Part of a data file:
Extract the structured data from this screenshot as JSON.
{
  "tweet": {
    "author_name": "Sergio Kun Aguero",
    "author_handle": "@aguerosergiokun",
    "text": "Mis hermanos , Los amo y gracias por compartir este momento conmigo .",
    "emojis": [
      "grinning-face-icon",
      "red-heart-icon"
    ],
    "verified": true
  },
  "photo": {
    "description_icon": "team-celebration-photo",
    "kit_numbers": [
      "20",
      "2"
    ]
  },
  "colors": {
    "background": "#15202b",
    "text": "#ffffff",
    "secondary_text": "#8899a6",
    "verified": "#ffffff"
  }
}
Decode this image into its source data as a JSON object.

---

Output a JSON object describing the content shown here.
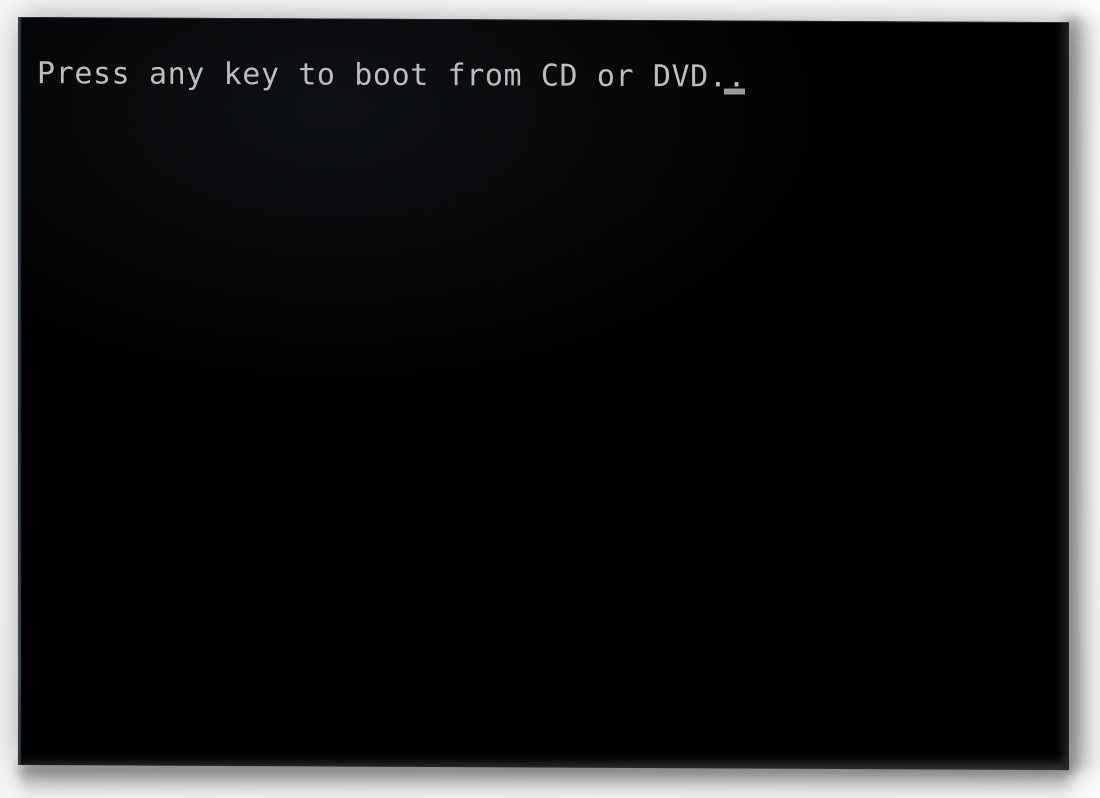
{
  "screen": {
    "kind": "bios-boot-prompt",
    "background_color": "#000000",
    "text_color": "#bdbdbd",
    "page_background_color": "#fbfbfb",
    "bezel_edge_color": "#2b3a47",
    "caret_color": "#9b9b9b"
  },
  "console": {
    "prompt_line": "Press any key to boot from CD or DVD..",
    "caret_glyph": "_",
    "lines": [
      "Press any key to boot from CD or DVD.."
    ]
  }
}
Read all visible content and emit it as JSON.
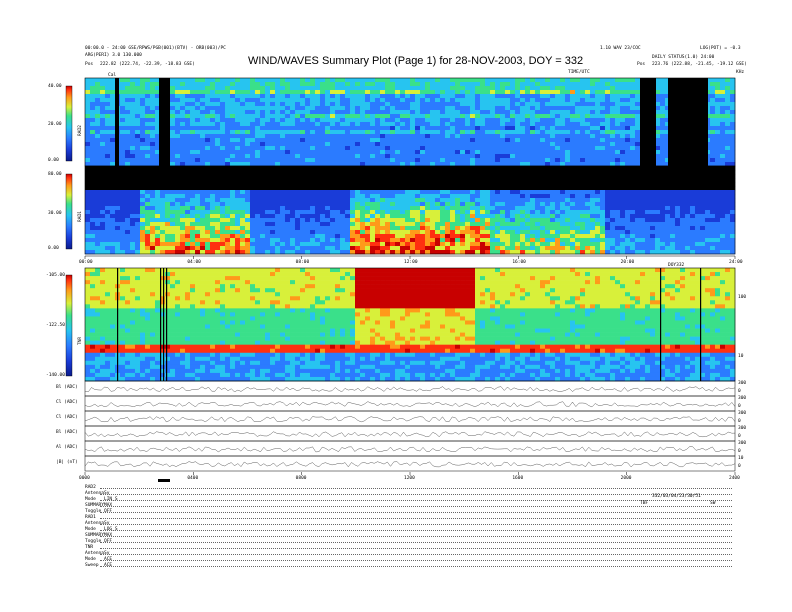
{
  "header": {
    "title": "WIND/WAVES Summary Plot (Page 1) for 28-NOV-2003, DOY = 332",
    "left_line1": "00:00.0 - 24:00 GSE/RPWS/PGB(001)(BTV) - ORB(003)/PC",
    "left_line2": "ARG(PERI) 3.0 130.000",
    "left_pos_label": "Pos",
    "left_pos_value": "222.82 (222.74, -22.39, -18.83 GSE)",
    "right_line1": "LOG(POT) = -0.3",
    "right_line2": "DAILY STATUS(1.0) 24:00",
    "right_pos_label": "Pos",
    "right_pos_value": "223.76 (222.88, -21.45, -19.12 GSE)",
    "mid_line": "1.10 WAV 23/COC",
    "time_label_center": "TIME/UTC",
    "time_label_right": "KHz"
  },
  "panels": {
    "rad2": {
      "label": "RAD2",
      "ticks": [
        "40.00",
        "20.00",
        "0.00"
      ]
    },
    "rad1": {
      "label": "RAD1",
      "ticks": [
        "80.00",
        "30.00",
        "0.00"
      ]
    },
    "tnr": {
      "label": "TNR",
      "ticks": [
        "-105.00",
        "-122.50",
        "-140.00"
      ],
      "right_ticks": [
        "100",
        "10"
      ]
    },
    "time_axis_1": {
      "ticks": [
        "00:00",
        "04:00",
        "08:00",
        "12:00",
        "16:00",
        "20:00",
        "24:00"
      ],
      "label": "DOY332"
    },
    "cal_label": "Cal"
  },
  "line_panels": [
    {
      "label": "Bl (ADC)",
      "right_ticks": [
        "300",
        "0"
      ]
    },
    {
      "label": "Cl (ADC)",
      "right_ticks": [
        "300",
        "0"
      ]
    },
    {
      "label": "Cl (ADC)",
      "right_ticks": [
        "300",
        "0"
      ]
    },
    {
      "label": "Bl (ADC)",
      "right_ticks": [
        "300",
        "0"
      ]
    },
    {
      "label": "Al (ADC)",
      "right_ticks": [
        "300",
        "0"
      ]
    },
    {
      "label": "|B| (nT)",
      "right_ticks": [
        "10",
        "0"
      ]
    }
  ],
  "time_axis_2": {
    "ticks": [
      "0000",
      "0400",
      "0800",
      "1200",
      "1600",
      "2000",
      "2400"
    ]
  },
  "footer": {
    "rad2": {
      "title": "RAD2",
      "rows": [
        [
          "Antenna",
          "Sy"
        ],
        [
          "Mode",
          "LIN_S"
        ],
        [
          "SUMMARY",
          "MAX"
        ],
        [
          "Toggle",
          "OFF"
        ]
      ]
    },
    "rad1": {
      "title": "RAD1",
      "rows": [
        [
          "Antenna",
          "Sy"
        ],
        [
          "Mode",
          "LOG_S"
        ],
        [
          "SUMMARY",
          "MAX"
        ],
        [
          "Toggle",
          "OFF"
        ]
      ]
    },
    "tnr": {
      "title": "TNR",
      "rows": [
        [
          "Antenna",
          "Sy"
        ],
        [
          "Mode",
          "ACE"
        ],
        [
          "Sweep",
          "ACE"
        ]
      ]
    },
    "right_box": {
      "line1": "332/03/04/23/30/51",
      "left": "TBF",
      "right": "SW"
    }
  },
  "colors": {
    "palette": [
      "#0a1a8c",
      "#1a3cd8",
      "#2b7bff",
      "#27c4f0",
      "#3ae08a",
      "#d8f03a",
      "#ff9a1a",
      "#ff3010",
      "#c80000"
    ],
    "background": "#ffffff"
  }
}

**Exercise:** Take the line containing "Extract the structured" and the line containing "Decode this image". Write out both and all lines between, exactly, and nothing more.

**Solution to the exercise:**
Extract the structured data from this screenshot as JSON.
{
  "tweet": {
    "author_name": "Sergio Kun Aguero",
    "author_handle": "@aguerosergiokun",
    "text": "Mis hermanos , Los amo y gracias por compartir este momento conmigo .",
    "emojis": [
      "grinning-face-icon",
      "red-heart-icon"
    ],
    "verified": true
  },
  "photo": {
    "description_icon": "team-celebration-photo",
    "kit_numbers": [
      "20",
      "2"
    ]
  },
  "colors": {
    "background": "#15202b",
    "text": "#ffffff",
    "secondary_text": "#8899a6",
    "verified": "#ffffff"
  }
}
Decode this image into its source data as a JSON object.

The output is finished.